Go through the listing and set it down exactly, leaving out its pictures.

● **Extracted material**:
_____
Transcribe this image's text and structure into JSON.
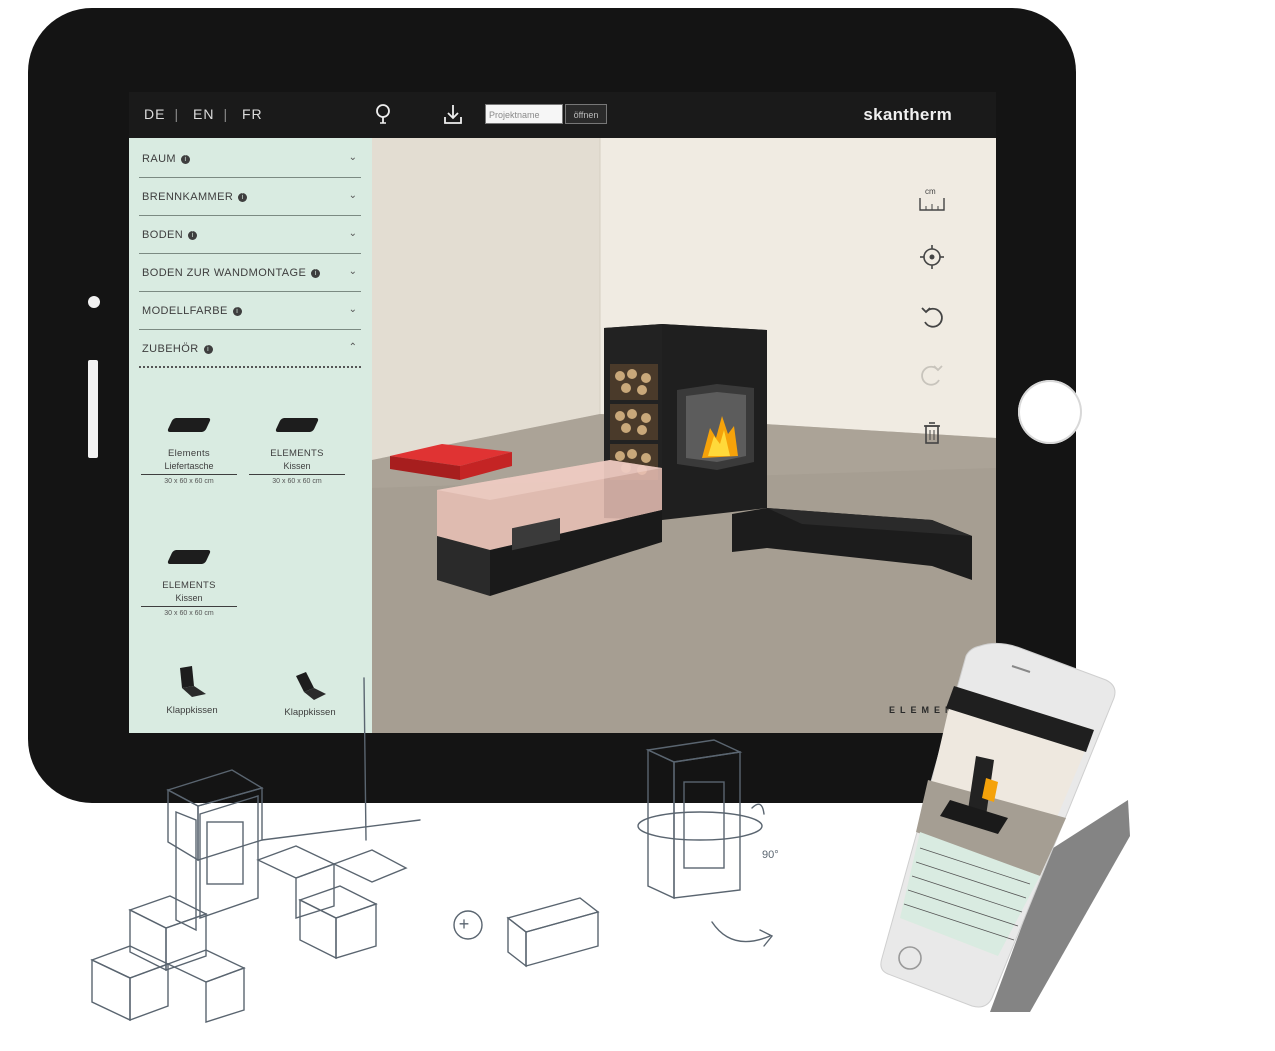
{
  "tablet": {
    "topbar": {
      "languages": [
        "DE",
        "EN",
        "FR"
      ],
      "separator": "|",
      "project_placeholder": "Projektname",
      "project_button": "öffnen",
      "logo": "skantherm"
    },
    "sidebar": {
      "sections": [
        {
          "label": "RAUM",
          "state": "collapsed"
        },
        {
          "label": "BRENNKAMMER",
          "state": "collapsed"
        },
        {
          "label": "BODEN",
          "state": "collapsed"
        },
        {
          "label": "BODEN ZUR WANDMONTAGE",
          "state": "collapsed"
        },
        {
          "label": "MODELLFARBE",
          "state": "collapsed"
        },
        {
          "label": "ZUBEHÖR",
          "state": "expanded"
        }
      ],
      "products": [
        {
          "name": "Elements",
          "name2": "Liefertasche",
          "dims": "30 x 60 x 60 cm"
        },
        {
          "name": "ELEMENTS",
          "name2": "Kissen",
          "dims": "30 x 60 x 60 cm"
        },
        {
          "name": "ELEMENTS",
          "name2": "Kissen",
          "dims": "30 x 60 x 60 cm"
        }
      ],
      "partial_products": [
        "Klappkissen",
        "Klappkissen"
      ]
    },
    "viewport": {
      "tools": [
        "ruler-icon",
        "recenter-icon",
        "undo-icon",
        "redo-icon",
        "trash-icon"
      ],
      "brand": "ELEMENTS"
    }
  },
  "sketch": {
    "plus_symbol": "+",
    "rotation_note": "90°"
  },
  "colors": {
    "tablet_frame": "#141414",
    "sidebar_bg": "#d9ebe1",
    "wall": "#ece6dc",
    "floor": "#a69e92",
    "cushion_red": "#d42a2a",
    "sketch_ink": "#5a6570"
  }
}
_____
● **Answer to the task**:
Transcribe this image's text and structure into JSON.
{
  "tablet": {
    "topbar": {
      "languages": [
        "DE",
        "EN",
        "FR"
      ],
      "separator": "|",
      "project_placeholder": "Projektname",
      "project_button": "öffnen",
      "logo": "skantherm"
    },
    "sidebar": {
      "sections": [
        {
          "label": "RAUM",
          "state": "collapsed"
        },
        {
          "label": "BRENNKAMMER",
          "state": "collapsed"
        },
        {
          "label": "BODEN",
          "state": "collapsed"
        },
        {
          "label": "BODEN ZUR WANDMONTAGE",
          "state": "collapsed"
        },
        {
          "label": "MODELLFARBE",
          "state": "collapsed"
        },
        {
          "label": "ZUBEHÖR",
          "state": "expanded"
        }
      ],
      "products": [
        {
          "name": "Elements",
          "name2": "Liefertasche",
          "dims": "30 x 60 x 60 cm"
        },
        {
          "name": "ELEMENTS",
          "name2": "Kissen",
          "dims": "30 x 60 x 60 cm"
        },
        {
          "name": "ELEMENTS",
          "name2": "Kissen",
          "dims": "30 x 60 x 60 cm"
        }
      ],
      "partial_products": [
        "Klappkissen",
        "Klappkissen"
      ]
    },
    "viewport": {
      "tools": [
        "ruler-icon",
        "recenter-icon",
        "undo-icon",
        "redo-icon",
        "trash-icon"
      ],
      "brand": "ELEMENTS"
    }
  },
  "sketch": {
    "plus_symbol": "+",
    "rotation_note": "90°"
  },
  "colors": {
    "tablet_frame": "#141414",
    "sidebar_bg": "#d9ebe1",
    "wall": "#ece6dc",
    "floor": "#a69e92",
    "cushion_red": "#d42a2a",
    "sketch_ink": "#5a6570"
  }
}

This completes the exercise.